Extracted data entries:
--- start ---
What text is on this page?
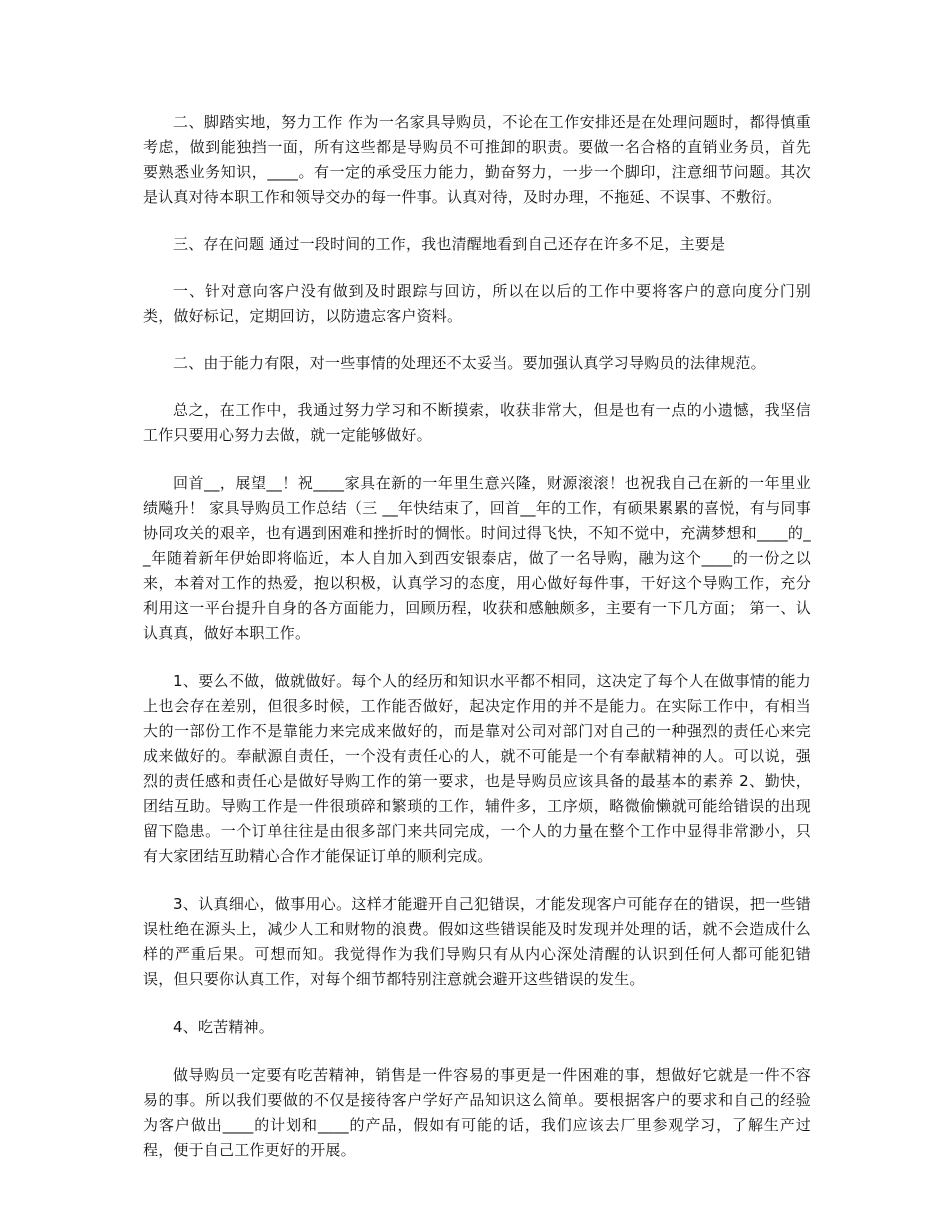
二、脚踏实地，努力工作 作为一名家具导购员，不论在工作安排还是在处理问题时，都得慎重考虑，做到能独挡一面，所有这些都是导购员不可推卸的职责。要做一名合格的直销业务员，首先要熟悉业务知识，____。有一定的承受压力能力，勤奋努力，一步一个脚印，注意细节问题。其次是认真对待本职工作和领导交办的每一件事。认真对待，及时办理，不拖延、不误事、不敷衍。

三、存在问题 通过一段时间的工作，我也清醒地看到自己还存在许多不足，主要是

一、针对意向客户没有做到及时跟踪与回访，所以在以后的工作中要将客户的意向度分门别类，做好标记，定期回访，以防遗忘客户资料。

二、由于能力有限，对一些事情的处理还不太妥当。要加强认真学习导购员的法律规范。

总之，在工作中，我通过努力学习和不断摸索，收获非常大，但是也有一点的小遗憾，我坚信工作只要用心努力去做，就一定能够做好。

回首__，展望__！祝____家具在新的一年里生意兴隆，财源滚滚！也祝我自己在新的一年里业绩飚升！ 家具导购员工作总结（三 __年快结束了，回首__年的工作，有硕果累累的喜悦，有与同事协同攻关的艰辛，也有遇到困难和挫折时的惆怅。时间过得飞快，不知不觉中，充满梦想和____的__年随着新年伊始即将临近，本人自加入到西安银泰店，做了一名导购，融为这个____的一份之以来，本着对工作的热爱，抱以积极，认真学习的态度，用心做好每件事，干好这个导购工作，充分利用这一平台提升自身的各方面能力，回顾历程，收获和感触颇多，主要有一下几方面； 第一、认认真真，做好本职工作。

1、要么不做，做就做好。每个人的经历和知识水平都不相同，这决定了每个人在做事情的能力上也会存在差别，但很多时候，工作能否做好，起决定作用的并不是能力。在实际工作中，有相当大的一部份工作不是靠能力来完成来做好的，而是靠对公司对部门对自己的一种强烈的责任心来完成来做好的。奉献源自责任，一个没有责任心的人，就不可能是一个有奉献精神的人。可以说，强烈的责任感和责任心是做好导购工作的第一要求，也是导购员应该具备的最基本的素养 2、勤快，团结互助。导购工作是一件很琐碎和繁琐的工作，辅件多，工序烦，略微偷懒就可能给错误的出现留下隐患。一个订单往往是由很多部门来共同完成，一个人的力量在整个工作中显得非常渺小，只有大家团结互助精心合作才能保证订单的顺利完成。

3、认真细心，做事用心。这样才能避开自己犯错误，才能发现客户可能存在的错误，把一些错误杜绝在源头上，减少人工和财物的浪费。假如这些错误能及时发现并处理的话，就不会造成什么样的严重后果。可想而知。我觉得作为我们导购只有从内心深处清醒的认识到任何人都可能犯错误，但只要你认真工作，对每个细节都特别注意就会避开这些错误的发生。

4、吃苦精神。

做导购员一定要有吃苦精神，销售是一件容易的事更是一件困难的事，想做好它就是一件不容易的事。所以我们要做的不仅是接待客户学好产品知识这么简单。要根据客户的要求和自己的经验为客户做出____的计划和____的产品，假如有可能的话，我们应该去厂里参观学习，了解生产过程，便于自己工作更好的开展。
--- end ---
AIM:
Reproduce each line exactly as it appears, omitting the pictures.

CORRECT ANSWER:
What text is on this page?
二、脚踏实地，努力工作 作为一名家具导购员，不论在工作安排还是在处理问题时，都得慎重考虑，做到能独挡一面，所有这些都是导购员不可推卸的职责。要做一名合格的直销业务员，首先要熟悉业务知识，____。有一定的承受压力能力，勤奋努力，一步一个脚印，注意细节问题。其次是认真对待本职工作和领导交办的每一件事。认真对待，及时办理，不拖延、不误事、不敷衍。

三、存在问题 通过一段时间的工作，我也清醒地看到自己还存在许多不足，主要是

一、针对意向客户没有做到及时跟踪与回访，所以在以后的工作中要将客户的意向度分门别类，做好标记，定期回访，以防遗忘客户资料。

二、由于能力有限，对一些事情的处理还不太妥当。要加强认真学习导购员的法律规范。

总之，在工作中，我通过努力学习和不断摸索，收获非常大，但是也有一点的小遗憾，我坚信工作只要用心努力去做，就一定能够做好。

回首__，展望__！祝____家具在新的一年里生意兴隆，财源滚滚！也祝我自己在新的一年里业绩飚升！ 家具导购员工作总结（三 __年快结束了，回首__年的工作，有硕果累累的喜悦，有与同事协同攻关的艰辛，也有遇到困难和挫折时的惆怅。时间过得飞快，不知不觉中，充满梦想和____的__年随着新年伊始即将临近，本人自加入到西安银泰店，做了一名导购，融为这个____的一份之以来，本着对工作的热爱，抱以积极，认真学习的态度，用心做好每件事，干好这个导购工作，充分利用这一平台提升自身的各方面能力，回顾历程，收获和感触颇多，主要有一下几方面； 第一、认认真真，做好本职工作。

1、要么不做，做就做好。每个人的经历和知识水平都不相同，这决定了每个人在做事情的能力上也会存在差别，但很多时候，工作能否做好，起决定作用的并不是能力。在实际工作中，有相当大的一部份工作不是靠能力来完成来做好的，而是靠对公司对部门对自己的一种强烈的责任心来完成来做好的。奉献源自责任，一个没有责任心的人，就不可能是一个有奉献精神的人。可以说，强烈的责任感和责任心是做好导购工作的第一要求，也是导购员应该具备的最基本的素养 2、勤快，团结互助。导购工作是一件很琐碎和繁琐的工作，辅件多，工序烦，略微偷懒就可能给错误的出现留下隐患。一个订单往往是由很多部门来共同完成，一个人的力量在整个工作中显得非常渺小，只有大家团结互助精心合作才能保证订单的顺利完成。

3、认真细心，做事用心。这样才能避开自己犯错误，才能发现客户可能存在的错误，把一些错误杜绝在源头上，减少人工和财物的浪费。假如这些错误能及时发现并处理的话，就不会造成什么样的严重后果。可想而知。我觉得作为我们导购只有从内心深处清醒的认识到任何人都可能犯错误，但只要你认真工作，对每个细节都特别注意就会避开这些错误的发生。

4、吃苦精神。

做导购员一定要有吃苦精神，销售是一件容易的事更是一件困难的事，想做好它就是一件不容易的事。所以我们要做的不仅是接待客户学好产品知识这么简单。要根据客户的要求和自己的经验为客户做出____的计划和____的产品，假如有可能的话，我们应该去厂里参观学习，了解生产过程，便于自己工作更好的开展。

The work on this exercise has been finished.